• **TASKS TO PERFORM**:
1 – List the features borrowed from the Greek gymnasia that the text on Roman baths says many Roman public baths included.
2 – Extract from the text on Roman baths the stretch from "advertisement" through "a cold bath.", word for word.
3 – Summarize the text on Roman baths in three sentences.

Roman Public Baths

advertisement
Roman Baths
The Ancient Roman baths (thermae) were designed along a central axis: the caldarium
or hot bath; a smaller area for the tepidarium or warm bath; the basilica, which held the
frigidarium or cold bath; and the natatio, an open-air bathing pool. Symmetrically
arranged on either side of the baths were rooms for changing, massage, depilation, and
medicinal use. From the changing rooms (apodyteria), one would go to the gymnasia
(palaestrae) to exercise and from there to a sauna (laconica) to induce an even greater
sweat. Then the bather passed to the caldarium, after which he scraped his skin clean
with a strigil, and to the tepidarium for a cooler bath and, finally, to the frigidarium for a
bracing plunge in a cold bath.
Ancient Roman Baths - The Daily Bath
To the Roman of early times the bath had stood for health and decency only. He washed
his arms and legs every day, for the ordinary costume left them exposed and he washed
his body once a week. He bathed at home, using a primitive sort of wash-room which
was situated near the kitchen in order that the water heated on the kitchen stove might be
carried into it with the least inconvenience.
Roman Baths - The Public Baths
By the last century of the Republic the process of bathing at home changed. The bath
had become a part of the daily life. It was taken, too, by preference, in one of the public
bathing establishments which were by this time operated on a large scale in all parts of
Rome, in the smaller towns of Italy, and even in the provinces. They were often built
where hot or mineral springs were found. These public establishments offered all sorts of
baths, plain, plunge, and with massage (Turkish). In many Roman Public baths features,
borrowed from the Greek gymnasia, included exercise grounds, courts for various
games, reading and conversation rooms, libraries, gymnastic apparatus, everything in
fact that athletic clubs or modern gyms now provide for their members. The accessories
had become really of more importance than the bathing itself and justify the description
of the bath under the head of amusements. In places where there were no public baths, or
where they were at an inconvenient distance, the wealthy fitted up bathing places in their
houses, but no matter how elaborate they were, the private baths were merely a
makeshift at best.

• **Data records**:

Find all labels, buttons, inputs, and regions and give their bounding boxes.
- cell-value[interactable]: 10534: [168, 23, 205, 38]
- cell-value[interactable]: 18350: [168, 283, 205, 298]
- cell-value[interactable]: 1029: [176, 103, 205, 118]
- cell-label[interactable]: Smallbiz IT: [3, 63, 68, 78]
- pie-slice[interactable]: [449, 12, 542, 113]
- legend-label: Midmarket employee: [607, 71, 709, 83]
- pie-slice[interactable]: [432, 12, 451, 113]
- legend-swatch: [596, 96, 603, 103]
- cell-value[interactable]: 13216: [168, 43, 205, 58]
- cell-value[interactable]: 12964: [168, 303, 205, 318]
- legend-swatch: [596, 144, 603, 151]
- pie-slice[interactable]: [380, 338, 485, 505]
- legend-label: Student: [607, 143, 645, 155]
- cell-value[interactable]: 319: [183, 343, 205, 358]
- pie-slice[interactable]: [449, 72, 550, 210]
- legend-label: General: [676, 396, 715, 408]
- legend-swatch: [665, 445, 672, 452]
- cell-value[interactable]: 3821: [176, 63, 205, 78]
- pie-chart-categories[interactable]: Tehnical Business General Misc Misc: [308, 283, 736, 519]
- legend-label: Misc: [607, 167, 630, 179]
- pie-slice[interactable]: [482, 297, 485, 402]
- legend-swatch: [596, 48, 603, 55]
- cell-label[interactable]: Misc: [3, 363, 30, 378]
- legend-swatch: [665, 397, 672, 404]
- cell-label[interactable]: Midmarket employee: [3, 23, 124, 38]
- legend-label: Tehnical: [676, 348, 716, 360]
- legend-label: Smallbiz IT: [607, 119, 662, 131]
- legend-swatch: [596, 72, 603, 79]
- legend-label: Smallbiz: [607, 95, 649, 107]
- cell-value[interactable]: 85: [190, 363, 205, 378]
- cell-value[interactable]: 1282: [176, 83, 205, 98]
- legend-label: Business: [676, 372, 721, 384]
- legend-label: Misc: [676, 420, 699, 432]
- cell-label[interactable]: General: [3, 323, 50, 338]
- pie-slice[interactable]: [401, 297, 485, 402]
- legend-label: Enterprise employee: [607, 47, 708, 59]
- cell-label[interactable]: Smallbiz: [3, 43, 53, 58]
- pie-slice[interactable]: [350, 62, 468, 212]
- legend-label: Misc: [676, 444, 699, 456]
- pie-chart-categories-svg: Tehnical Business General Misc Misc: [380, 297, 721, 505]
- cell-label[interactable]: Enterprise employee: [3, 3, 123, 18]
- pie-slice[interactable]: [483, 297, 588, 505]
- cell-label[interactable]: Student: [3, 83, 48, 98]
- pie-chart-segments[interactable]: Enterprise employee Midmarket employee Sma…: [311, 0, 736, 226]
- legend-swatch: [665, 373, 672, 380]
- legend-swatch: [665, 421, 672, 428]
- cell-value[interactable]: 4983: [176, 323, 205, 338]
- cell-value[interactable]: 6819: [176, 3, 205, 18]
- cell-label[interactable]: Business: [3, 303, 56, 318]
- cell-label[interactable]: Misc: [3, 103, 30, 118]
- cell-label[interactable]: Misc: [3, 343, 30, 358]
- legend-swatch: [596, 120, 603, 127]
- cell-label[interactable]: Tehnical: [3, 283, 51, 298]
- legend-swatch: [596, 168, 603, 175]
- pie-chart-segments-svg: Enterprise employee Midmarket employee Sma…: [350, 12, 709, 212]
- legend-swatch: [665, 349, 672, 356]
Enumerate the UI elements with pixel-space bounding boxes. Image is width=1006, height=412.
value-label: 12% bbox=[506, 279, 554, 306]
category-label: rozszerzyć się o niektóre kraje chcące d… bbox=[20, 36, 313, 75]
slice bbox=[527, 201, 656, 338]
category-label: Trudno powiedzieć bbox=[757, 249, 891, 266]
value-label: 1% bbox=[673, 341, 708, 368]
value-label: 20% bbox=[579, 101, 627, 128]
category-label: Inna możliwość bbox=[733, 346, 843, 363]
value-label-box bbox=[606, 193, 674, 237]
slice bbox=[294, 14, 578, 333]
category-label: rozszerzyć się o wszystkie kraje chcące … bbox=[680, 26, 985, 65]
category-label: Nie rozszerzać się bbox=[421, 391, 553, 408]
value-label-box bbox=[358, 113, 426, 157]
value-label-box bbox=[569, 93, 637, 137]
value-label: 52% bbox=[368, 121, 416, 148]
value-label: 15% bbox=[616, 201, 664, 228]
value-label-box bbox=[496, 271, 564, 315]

• **EXERCISE RESPONSES**:
1 –
- exercise grounds
- courts for various games
- reading and conversation rooms
- libraries
- gymnastic apparatus

2 –
advertisement
Roman Baths
The Ancient Roman baths (thermae) were designed along a central axis: the caldarium
or hot bath; a smaller area for the tepidarium or warm bath; the basilica, which held the
frigidarium or cold bath; and the natatio, an open-air bathing pool. Symmetrically
arranged on either side of the baths were rooms for changing, massage, depilation, and
medicinal use. From the changing rooms (apodyteria), one would go to the gymnasia
(palaestrae) to exercise and from there to a sauna (laconica) to induce an even greater
sweat. Then the bather passed to the caldarium, after which he scraped his skin clean
with a strigil, and to the tepidarium for a cooler bath and, finally, to the frigidarium for a
bracing plunge in a cold bath.

3 – Roman baths were laid out along a central axis with hot, warm and cold baths and an open-air pool, and bathers moved from changing rooms through exercise, sauna and the hot, warm and cold baths in turn. Early Romans bathed at home for health and decency, washing arms and legs daily and the body weekly in a simple wash-room near the kitchen. By the last century of the Republic, bathing had moved to large public establishments across Rome, Italy and the provinces, where accessories such as exercise grounds, libraries and conversation rooms came to matter more than the bathing itself.